(Layout coordinate data)

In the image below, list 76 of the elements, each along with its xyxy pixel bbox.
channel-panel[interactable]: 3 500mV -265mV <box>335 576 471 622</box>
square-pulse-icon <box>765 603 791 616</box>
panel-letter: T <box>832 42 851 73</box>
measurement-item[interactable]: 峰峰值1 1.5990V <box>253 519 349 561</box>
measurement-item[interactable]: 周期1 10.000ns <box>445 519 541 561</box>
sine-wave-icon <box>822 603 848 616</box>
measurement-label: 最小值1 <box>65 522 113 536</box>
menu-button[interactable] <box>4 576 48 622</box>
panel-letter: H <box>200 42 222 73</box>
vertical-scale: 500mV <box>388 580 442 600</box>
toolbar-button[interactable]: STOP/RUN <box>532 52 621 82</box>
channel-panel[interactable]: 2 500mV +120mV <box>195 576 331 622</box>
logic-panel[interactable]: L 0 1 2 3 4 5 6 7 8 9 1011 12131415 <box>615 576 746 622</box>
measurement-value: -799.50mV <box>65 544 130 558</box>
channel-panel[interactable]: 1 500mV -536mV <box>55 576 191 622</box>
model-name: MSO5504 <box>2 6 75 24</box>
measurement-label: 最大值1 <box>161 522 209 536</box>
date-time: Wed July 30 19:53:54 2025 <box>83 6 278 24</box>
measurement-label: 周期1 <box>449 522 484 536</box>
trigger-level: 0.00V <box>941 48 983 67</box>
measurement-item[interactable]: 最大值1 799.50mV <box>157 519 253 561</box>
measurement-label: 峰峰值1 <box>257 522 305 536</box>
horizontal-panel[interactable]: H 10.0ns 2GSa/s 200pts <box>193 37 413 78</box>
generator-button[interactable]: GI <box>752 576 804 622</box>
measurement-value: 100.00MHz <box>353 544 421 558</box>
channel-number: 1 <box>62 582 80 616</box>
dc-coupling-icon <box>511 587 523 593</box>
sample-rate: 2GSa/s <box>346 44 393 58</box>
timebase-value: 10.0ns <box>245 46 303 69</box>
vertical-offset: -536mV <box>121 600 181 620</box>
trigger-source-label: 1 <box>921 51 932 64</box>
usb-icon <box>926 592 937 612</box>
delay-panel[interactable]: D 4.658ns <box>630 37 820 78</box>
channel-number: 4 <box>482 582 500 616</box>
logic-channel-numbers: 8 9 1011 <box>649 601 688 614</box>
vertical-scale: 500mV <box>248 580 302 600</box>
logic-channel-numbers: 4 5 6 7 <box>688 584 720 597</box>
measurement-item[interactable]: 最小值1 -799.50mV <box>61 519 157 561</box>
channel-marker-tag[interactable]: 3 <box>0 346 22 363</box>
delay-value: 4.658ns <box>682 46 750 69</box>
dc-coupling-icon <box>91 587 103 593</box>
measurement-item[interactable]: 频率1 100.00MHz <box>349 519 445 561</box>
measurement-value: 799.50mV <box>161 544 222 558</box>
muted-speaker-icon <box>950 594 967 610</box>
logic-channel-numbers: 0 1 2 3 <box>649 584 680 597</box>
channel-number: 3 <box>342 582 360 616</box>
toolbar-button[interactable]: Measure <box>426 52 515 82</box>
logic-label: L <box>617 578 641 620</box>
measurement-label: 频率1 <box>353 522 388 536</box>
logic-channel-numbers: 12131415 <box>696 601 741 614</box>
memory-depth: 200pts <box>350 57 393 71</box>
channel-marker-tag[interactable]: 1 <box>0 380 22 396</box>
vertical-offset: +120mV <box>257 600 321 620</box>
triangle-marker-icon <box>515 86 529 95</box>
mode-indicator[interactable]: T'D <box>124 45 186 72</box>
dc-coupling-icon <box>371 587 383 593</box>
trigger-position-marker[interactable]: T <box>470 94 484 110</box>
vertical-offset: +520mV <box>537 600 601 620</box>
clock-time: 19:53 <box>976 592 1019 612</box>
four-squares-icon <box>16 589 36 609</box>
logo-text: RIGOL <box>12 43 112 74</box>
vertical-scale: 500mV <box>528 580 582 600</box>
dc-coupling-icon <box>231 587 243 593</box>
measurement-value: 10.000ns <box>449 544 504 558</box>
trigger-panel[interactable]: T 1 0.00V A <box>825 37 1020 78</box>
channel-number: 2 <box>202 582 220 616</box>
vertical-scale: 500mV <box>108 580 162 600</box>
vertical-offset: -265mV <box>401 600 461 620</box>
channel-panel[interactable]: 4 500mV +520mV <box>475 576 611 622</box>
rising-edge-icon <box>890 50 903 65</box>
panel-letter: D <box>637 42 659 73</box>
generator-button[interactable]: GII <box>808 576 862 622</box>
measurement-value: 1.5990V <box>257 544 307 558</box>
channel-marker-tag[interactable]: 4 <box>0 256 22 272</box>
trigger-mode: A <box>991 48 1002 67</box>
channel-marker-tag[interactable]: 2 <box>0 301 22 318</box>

— EXERCISE DETAILS —
Please transcribe all of the rows above, keeping every character unchanged.

— EXERCISE SOLUTION —
In the image below, list 76 of the elements, each along with its xyxy pixel bbox.
channel-panel[interactable]: 3 500mV -265mV <box>335 576 471 622</box>
square-pulse-icon <box>765 603 791 616</box>
panel-letter: T <box>832 42 851 73</box>
measurement-item[interactable]: 峰峰值1 1.5990V <box>253 519 349 561</box>
measurement-item[interactable]: 周期1 10.000ns <box>445 519 541 561</box>
sine-wave-icon <box>822 603 848 616</box>
measurement-label: 最小值1 <box>65 522 113 536</box>
menu-button[interactable] <box>4 576 48 622</box>
panel-letter: H <box>200 42 222 73</box>
vertical-scale: 500mV <box>388 580 442 600</box>
toolbar-button[interactable]: STOP/RUN <box>532 52 621 82</box>
channel-panel[interactable]: 2 500mV +120mV <box>195 576 331 622</box>
logic-panel[interactable]: L 0 1 2 3 4 5 6 7 8 9 1011 12131415 <box>615 576 746 622</box>
measurement-value: -799.50mV <box>65 544 130 558</box>
channel-panel[interactable]: 1 500mV -536mV <box>55 576 191 622</box>
model-name: MSO5504 <box>2 6 75 24</box>
measurement-label: 最大值1 <box>161 522 209 536</box>
date-time: Wed July 30 19:53:54 2025 <box>83 6 278 24</box>
measurement-label: 周期1 <box>449 522 484 536</box>
trigger-level: 0.00V <box>941 48 983 67</box>
measurement-item[interactable]: 最大值1 799.50mV <box>157 519 253 561</box>
measurement-label: 峰峰值1 <box>257 522 305 536</box>
horizontal-panel[interactable]: H 10.0ns 2GSa/s 200pts <box>193 37 413 78</box>
generator-button[interactable]: GI <box>752 576 804 622</box>
measurement-value: 100.00MHz <box>353 544 421 558</box>
channel-number: 1 <box>62 582 80 616</box>
dc-coupling-icon <box>511 587 523 593</box>
sample-rate: 2GSa/s <box>346 44 393 58</box>
timebase-value: 10.0ns <box>245 46 303 69</box>
vertical-offset: -536mV <box>121 600 181 620</box>
trigger-source-label: 1 <box>921 51 932 64</box>
usb-icon <box>926 592 937 612</box>
delay-panel[interactable]: D 4.658ns <box>630 37 820 78</box>
channel-number: 4 <box>482 582 500 616</box>
logic-channel-numbers: 8 9 1011 <box>649 601 688 614</box>
vertical-scale: 500mV <box>248 580 302 600</box>
logic-channel-numbers: 4 5 6 7 <box>688 584 720 597</box>
measurement-item[interactable]: 最小值1 -799.50mV <box>61 519 157 561</box>
channel-marker-tag[interactable]: 3 <box>0 346 22 363</box>
delay-value: 4.658ns <box>682 46 750 69</box>
dc-coupling-icon <box>91 587 103 593</box>
measurement-item[interactable]: 频率1 100.00MHz <box>349 519 445 561</box>
measurement-value: 799.50mV <box>161 544 222 558</box>
muted-speaker-icon <box>950 594 967 610</box>
logic-channel-numbers: 0 1 2 3 <box>649 584 680 597</box>
channel-number: 3 <box>342 582 360 616</box>
toolbar-button[interactable]: Measure <box>426 52 515 82</box>
logic-label: L <box>617 578 641 620</box>
measurement-label: 频率1 <box>353 522 388 536</box>
logic-channel-numbers: 12131415 <box>696 601 741 614</box>
memory-depth: 200pts <box>350 57 393 71</box>
channel-marker-tag[interactable]: 1 <box>0 380 22 396</box>
vertical-offset: +120mV <box>257 600 321 620</box>
triangle-marker-icon <box>515 86 529 95</box>
mode-indicator[interactable]: T'D <box>124 45 186 72</box>
dc-coupling-icon <box>371 587 383 593</box>
trigger-position-marker[interactable]: T <box>470 94 484 110</box>
vertical-offset: +520mV <box>537 600 601 620</box>
clock-time: 19:53 <box>976 592 1019 612</box>
four-squares-icon <box>16 589 36 609</box>
logo-text: RIGOL <box>12 43 112 74</box>
vertical-scale: 500mV <box>528 580 582 600</box>
dc-coupling-icon <box>231 587 243 593</box>
measurement-value: 10.000ns <box>449 544 504 558</box>
trigger-panel[interactable]: T 1 0.00V A <box>825 37 1020 78</box>
channel-number: 2 <box>202 582 220 616</box>
vertical-scale: 500mV <box>108 580 162 600</box>
vertical-offset: -265mV <box>401 600 461 620</box>
channel-panel[interactable]: 4 500mV +520mV <box>475 576 611 622</box>
rising-edge-icon <box>890 50 903 65</box>
panel-letter: D <box>637 42 659 73</box>
generator-button[interactable]: GII <box>808 576 862 622</box>
measurement-value: 1.5990V <box>257 544 307 558</box>
channel-marker-tag[interactable]: 4 <box>0 256 22 272</box>
trigger-mode: A <box>991 48 1002 67</box>
channel-marker-tag[interactable]: 2 <box>0 301 22 318</box>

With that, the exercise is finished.